• _Aim_
Exactly as written, quote every line that follows, skipping the images.

--------

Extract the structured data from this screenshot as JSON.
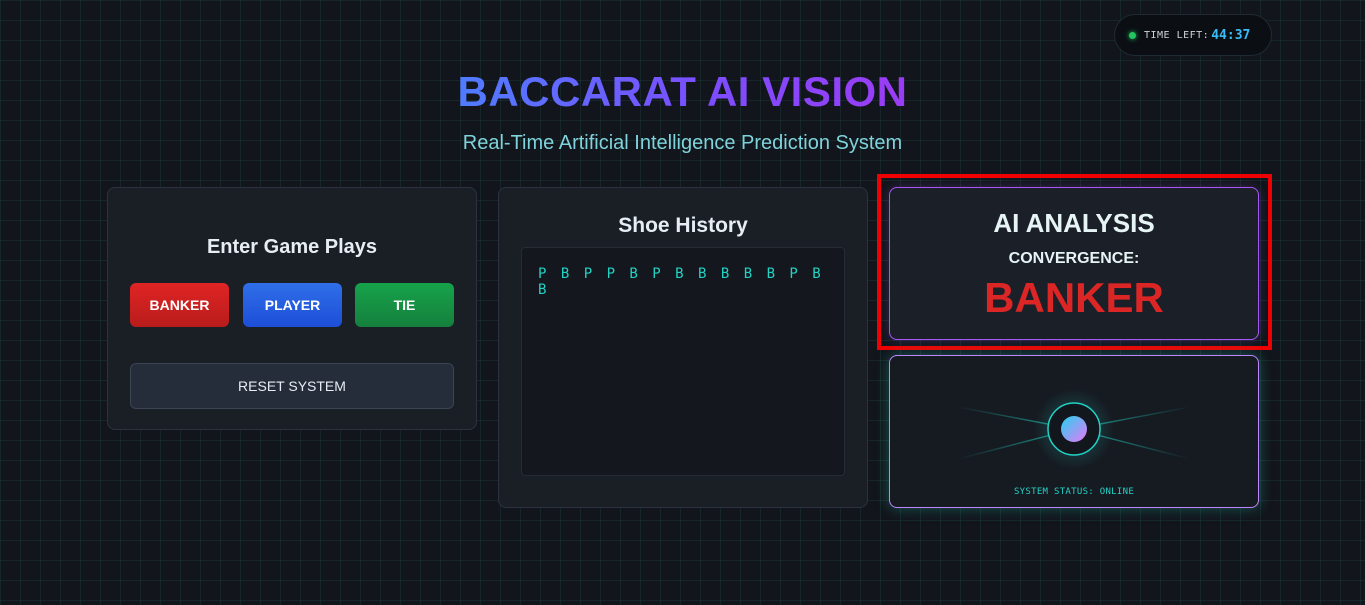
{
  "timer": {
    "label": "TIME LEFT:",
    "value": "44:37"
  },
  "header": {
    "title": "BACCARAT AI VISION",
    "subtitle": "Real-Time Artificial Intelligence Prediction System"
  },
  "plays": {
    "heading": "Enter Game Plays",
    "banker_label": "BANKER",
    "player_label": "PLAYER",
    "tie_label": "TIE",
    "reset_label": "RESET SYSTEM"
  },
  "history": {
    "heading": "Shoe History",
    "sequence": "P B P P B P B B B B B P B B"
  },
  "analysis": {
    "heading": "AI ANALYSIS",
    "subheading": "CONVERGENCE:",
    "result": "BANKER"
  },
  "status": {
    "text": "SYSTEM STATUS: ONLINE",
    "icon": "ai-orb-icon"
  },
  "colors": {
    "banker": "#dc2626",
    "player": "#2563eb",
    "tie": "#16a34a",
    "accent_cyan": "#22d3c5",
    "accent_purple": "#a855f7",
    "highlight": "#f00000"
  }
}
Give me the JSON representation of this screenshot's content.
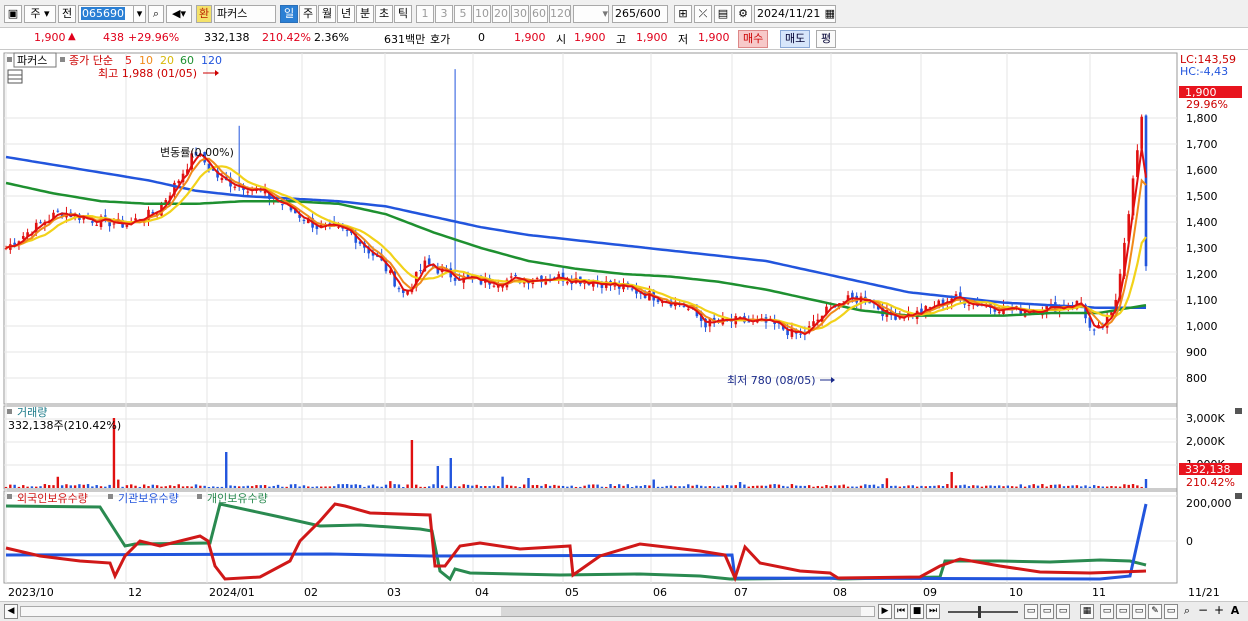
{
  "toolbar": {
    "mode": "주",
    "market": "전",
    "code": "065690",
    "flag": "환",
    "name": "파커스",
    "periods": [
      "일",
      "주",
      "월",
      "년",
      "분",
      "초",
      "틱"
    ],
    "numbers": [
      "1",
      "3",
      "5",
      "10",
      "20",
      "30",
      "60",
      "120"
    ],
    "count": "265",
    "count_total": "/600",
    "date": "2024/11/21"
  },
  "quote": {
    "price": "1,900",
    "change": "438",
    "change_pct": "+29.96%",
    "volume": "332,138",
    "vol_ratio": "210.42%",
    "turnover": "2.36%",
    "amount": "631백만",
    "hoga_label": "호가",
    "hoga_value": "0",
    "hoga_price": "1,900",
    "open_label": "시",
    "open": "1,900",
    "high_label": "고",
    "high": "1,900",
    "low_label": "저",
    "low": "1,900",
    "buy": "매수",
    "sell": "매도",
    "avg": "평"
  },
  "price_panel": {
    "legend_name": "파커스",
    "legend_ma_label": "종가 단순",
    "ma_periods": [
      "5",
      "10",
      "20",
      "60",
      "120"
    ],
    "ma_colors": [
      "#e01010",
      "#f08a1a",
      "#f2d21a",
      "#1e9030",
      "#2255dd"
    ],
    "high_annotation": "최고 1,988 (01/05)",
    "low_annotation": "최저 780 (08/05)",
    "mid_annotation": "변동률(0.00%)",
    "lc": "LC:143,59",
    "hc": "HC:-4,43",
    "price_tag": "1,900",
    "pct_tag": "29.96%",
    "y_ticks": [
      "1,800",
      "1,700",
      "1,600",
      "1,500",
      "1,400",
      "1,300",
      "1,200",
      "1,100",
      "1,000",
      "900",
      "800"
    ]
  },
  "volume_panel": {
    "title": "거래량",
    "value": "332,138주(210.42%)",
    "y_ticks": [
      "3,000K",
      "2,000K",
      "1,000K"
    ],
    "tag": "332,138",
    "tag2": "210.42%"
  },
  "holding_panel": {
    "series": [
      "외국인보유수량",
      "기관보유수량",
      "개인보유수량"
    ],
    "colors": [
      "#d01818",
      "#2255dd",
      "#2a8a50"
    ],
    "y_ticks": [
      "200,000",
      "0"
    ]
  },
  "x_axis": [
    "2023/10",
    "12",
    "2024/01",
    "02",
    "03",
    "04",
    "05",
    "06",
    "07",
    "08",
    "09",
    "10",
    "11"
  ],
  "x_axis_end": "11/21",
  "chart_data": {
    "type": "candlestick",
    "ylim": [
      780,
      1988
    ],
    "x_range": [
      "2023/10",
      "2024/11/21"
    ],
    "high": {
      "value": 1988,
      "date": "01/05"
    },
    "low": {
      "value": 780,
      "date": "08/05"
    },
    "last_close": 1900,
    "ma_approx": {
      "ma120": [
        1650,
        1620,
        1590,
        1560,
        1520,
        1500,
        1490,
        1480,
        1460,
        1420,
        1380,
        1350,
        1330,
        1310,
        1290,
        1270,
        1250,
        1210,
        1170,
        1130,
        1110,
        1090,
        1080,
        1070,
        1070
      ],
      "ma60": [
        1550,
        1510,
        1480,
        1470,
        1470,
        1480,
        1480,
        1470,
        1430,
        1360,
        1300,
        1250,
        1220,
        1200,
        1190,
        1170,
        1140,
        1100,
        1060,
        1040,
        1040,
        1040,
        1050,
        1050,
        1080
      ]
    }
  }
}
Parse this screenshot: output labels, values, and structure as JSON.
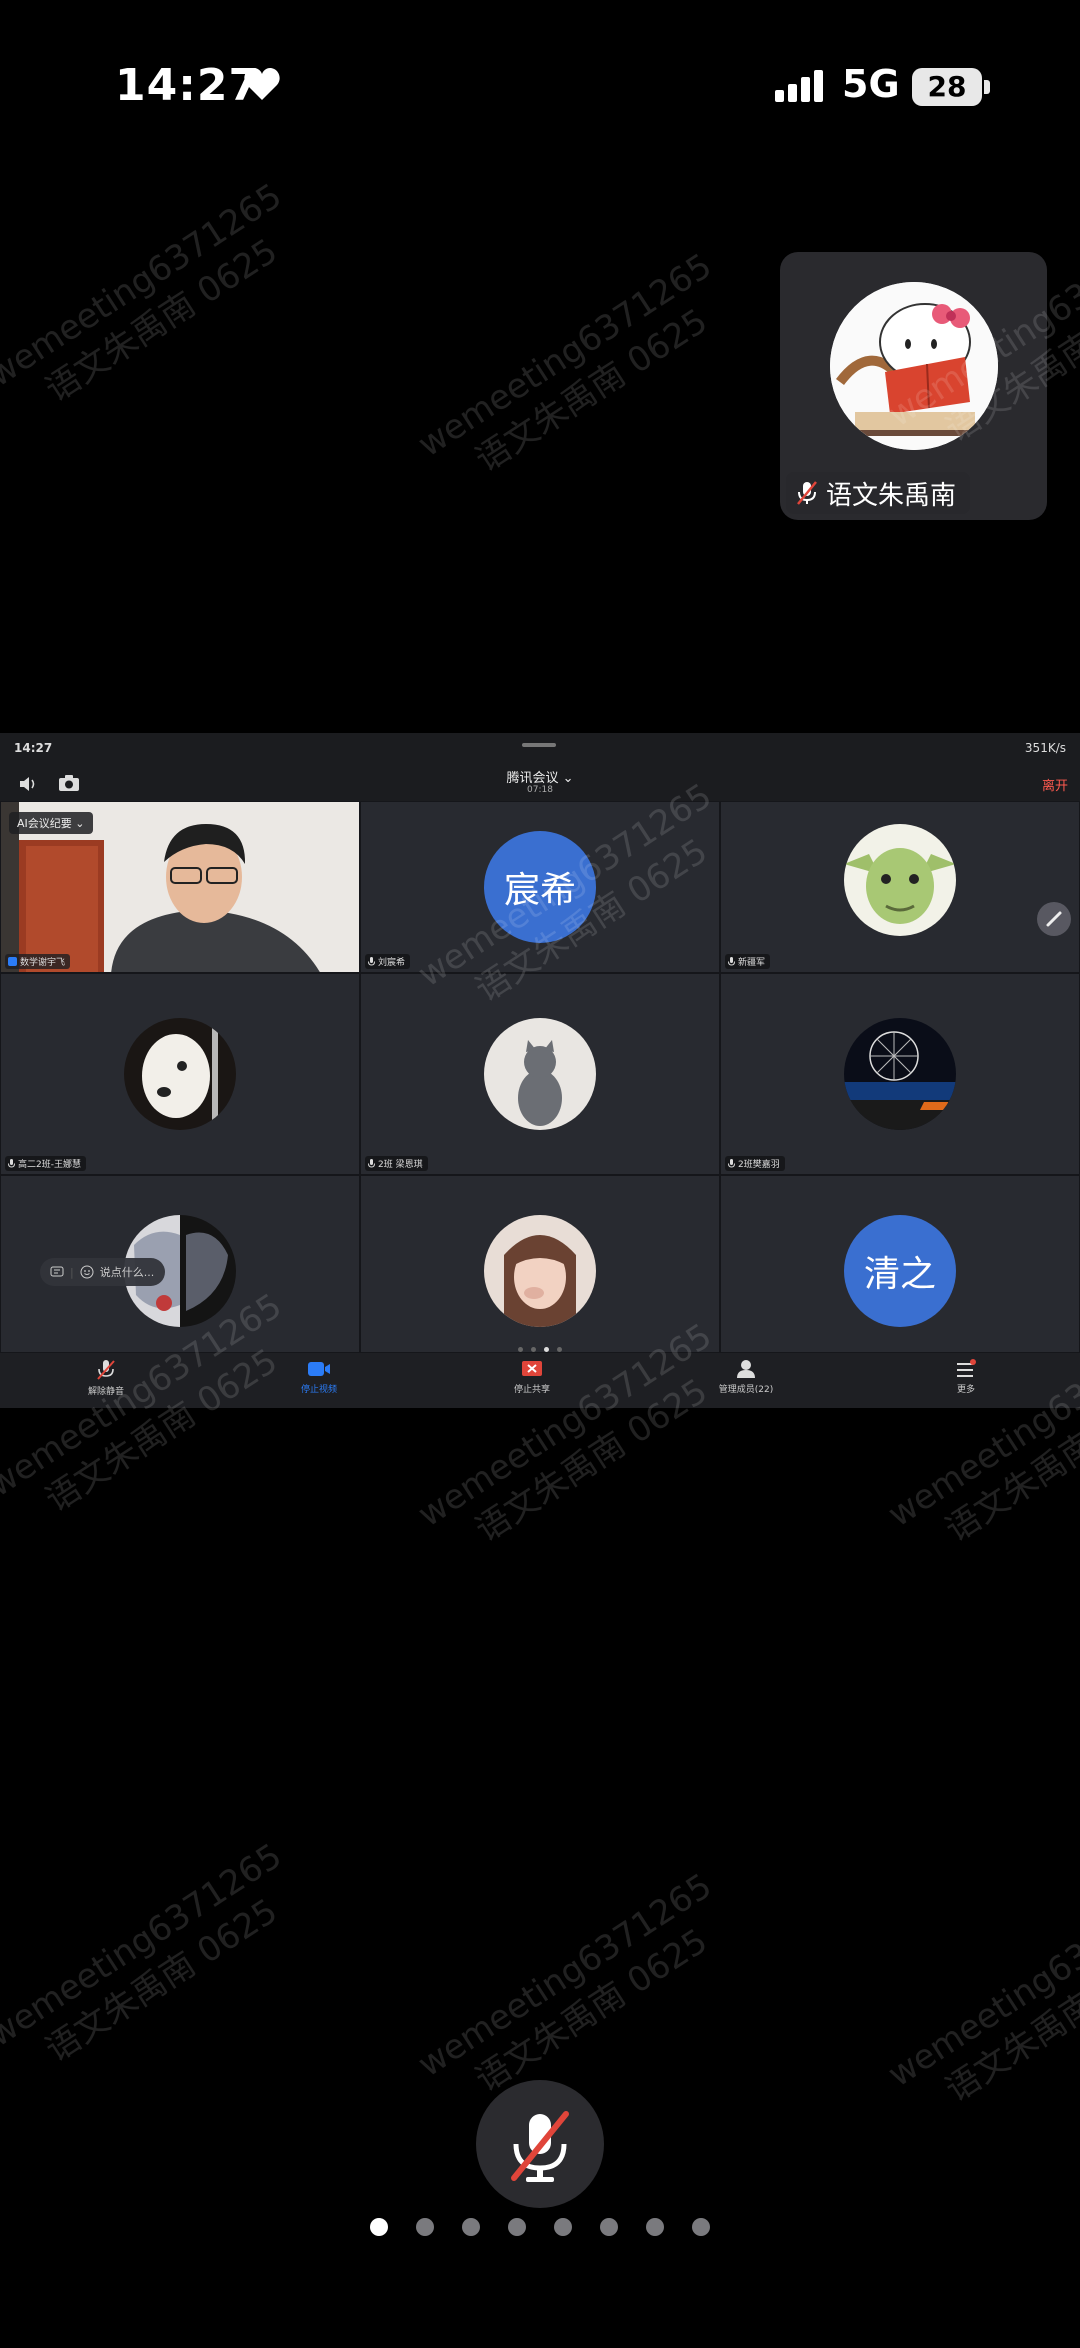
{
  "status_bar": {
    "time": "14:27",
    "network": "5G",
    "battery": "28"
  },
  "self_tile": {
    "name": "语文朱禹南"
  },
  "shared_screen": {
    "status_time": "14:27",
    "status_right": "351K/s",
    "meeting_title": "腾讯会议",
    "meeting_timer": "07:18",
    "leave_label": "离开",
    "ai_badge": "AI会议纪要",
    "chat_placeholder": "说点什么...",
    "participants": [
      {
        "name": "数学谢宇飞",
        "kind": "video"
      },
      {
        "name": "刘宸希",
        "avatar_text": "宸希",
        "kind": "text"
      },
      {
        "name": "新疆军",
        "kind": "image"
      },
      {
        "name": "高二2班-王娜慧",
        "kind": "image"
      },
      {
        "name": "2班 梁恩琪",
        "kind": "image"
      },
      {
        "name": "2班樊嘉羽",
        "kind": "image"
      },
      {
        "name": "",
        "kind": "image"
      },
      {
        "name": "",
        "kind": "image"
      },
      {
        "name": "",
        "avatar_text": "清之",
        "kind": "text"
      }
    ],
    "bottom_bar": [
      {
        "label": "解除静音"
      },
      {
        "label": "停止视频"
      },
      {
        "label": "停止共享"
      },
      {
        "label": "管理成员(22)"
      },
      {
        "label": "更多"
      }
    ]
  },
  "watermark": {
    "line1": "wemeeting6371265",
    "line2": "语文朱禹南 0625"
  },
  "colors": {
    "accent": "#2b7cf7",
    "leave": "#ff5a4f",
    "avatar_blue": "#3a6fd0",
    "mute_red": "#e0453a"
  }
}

--------

• _Reply_
Extract the structured data from this screenshot as JSON.
{
  "timer": {
    "label": "TIME LEFT:",
    "value": "44:37"
  },
  "header": {
    "title": "BACCARAT AI VISION",
    "subtitle": "Real-Time Artificial Intelligence Prediction System"
  },
  "plays": {
    "heading": "Enter Game Plays",
    "banker_label": "BANKER",
    "player_label": "PLAYER",
    "tie_label": "TIE",
    "reset_label": "RESET SYSTEM"
  },
  "history": {
    "heading": "Shoe History",
    "sequence": "P B P P B P B B B B B P B B"
  },
  "analysis": {
    "heading": "AI ANALYSIS",
    "subheading": "CONVERGENCE:",
    "result": "BANKER"
  },
  "status": {
    "text": "SYSTEM STATUS: ONLINE",
    "icon": "ai-orb-icon"
  },
  "colors": {
    "banker": "#dc2626",
    "player": "#2563eb",
    "tie": "#16a34a",
    "accent_cyan": "#22d3c5",
    "accent_purple": "#a855f7",
    "highlight": "#f00000"
  }
}
Give me the JSON representation of this screenshot's content.
{
  "toolbar": {
    "mode": "주",
    "market": "전",
    "code": "065690",
    "flag": "환",
    "name": "파커스",
    "periods": [
      "일",
      "주",
      "월",
      "년",
      "분",
      "초",
      "틱"
    ],
    "numbers": [
      "1",
      "3",
      "5",
      "10",
      "20",
      "30",
      "60",
      "120"
    ],
    "count": "265",
    "count_total": "/600",
    "date": "2024/11/21"
  },
  "quote": {
    "price": "1,900",
    "change": "438",
    "change_pct": "+29.96%",
    "volume": "332,138",
    "vol_ratio": "210.42%",
    "turnover": "2.36%",
    "amount": "631백만",
    "hoga_label": "호가",
    "hoga_value": "0",
    "hoga_price": "1,900",
    "open_label": "시",
    "open": "1,900",
    "high_label": "고",
    "high": "1,900",
    "low_label": "저",
    "low": "1,900",
    "buy": "매수",
    "sell": "매도",
    "avg": "평"
  },
  "price_panel": {
    "legend_name": "파커스",
    "legend_ma_label": "종가 단순",
    "ma_periods": [
      "5",
      "10",
      "20",
      "60",
      "120"
    ],
    "ma_colors": [
      "#e01010",
      "#f08a1a",
      "#f2d21a",
      "#1e9030",
      "#2255dd"
    ],
    "high_annotation": "최고 1,988 (01/05)",
    "low_annotation": "최저 780 (08/05)",
    "mid_annotation": "변동률(0.00%)",
    "lc": "LC:143,59",
    "hc": "HC:-4,43",
    "price_tag": "1,900",
    "pct_tag": "29.96%",
    "y_ticks": [
      "1,800",
      "1,700",
      "1,600",
      "1,500",
      "1,400",
      "1,300",
      "1,200",
      "1,100",
      "1,000",
      "900",
      "800"
    ]
  },
  "volume_panel": {
    "title": "거래량",
    "value": "332,138주(210.42%)",
    "y_ticks": [
      "3,000K",
      "2,000K",
      "1,000K"
    ],
    "tag": "332,138",
    "tag2": "210.42%"
  },
  "holding_panel": {
    "series": [
      "외국인보유수량",
      "기관보유수량",
      "개인보유수량"
    ],
    "colors": [
      "#d01818",
      "#2255dd",
      "#2a8a50"
    ],
    "y_ticks": [
      "200,000",
      "0"
    ]
  },
  "x_axis": [
    "2023/10",
    "12",
    "2024/01",
    "02",
    "03",
    "04",
    "05",
    "06",
    "07",
    "08",
    "09",
    "10",
    "11"
  ],
  "x_axis_end": "11/21",
  "chart_data": {
    "type": "candlestick",
    "ylim": [
      780,
      1988
    ],
    "x_range": [
      "2023/10",
      "2024/11/21"
    ],
    "high": {
      "value": 1988,
      "date": "01/05"
    },
    "low": {
      "value": 780,
      "date": "08/05"
    },
    "last_close": 1900,
    "ma_approx": {
      "ma120": [
        1650,
        1620,
        1590,
        1560,
        1520,
        1500,
        1490,
        1480,
        1460,
        1420,
        1380,
        1350,
        1330,
        1310,
        1290,
        1270,
        1250,
        1210,
        1170,
        1130,
        1110,
        1090,
        1080,
        1070,
        1070
      ],
      "ma60": [
        1550,
        1510,
        1480,
        1470,
        1470,
        1480,
        1480,
        1470,
        1430,
        1360,
        1300,
        1250,
        1220,
        1200,
        1190,
        1170,
        1140,
        1100,
        1060,
        1040,
        1040,
        1040,
        1050,
        1050,
        1080
      ]
    }
  }
}
Parse this screenshot: output labels, values, and structure as JSON.
{
  "status_bar": {
    "time": "14:27",
    "network": "5G",
    "battery": "28"
  },
  "self_tile": {
    "name": "语文朱禹南"
  },
  "shared_screen": {
    "status_time": "14:27",
    "status_right": "351K/s",
    "meeting_title": "腾讯会议",
    "meeting_timer": "07:18",
    "leave_label": "离开",
    "ai_badge": "AI会议纪要",
    "chat_placeholder": "说点什么...",
    "participants": [
      {
        "name": "数学谢宇飞",
        "kind": "video"
      },
      {
        "name": "刘宸希",
        "avatar_text": "宸希",
        "kind": "text"
      },
      {
        "name": "新疆军",
        "kind": "image"
      },
      {
        "name": "高二2班-王娜慧",
        "kind": "image"
      },
      {
        "name": "2班 梁恩琪",
        "kind": "image"
      },
      {
        "name": "2班樊嘉羽",
        "kind": "image"
      },
      {
        "name": "",
        "kind": "image"
      },
      {
        "name": "",
        "kind": "image"
      },
      {
        "name": "",
        "avatar_text": "清之",
        "kind": "text"
      }
    ],
    "bottom_bar": [
      {
        "label": "解除静音"
      },
      {
        "label": "停止视频"
      },
      {
        "label": "停止共享"
      },
      {
        "label": "管理成员(22)"
      },
      {
        "label": "更多"
      }
    ]
  },
  "watermark": {
    "line1": "wemeeting6371265",
    "line2": "语文朱禹南 0625"
  },
  "colors": {
    "accent": "#2b7cf7",
    "leave": "#ff5a4f",
    "avatar_blue": "#3a6fd0",
    "mute_red": "#e0453a"
  }
}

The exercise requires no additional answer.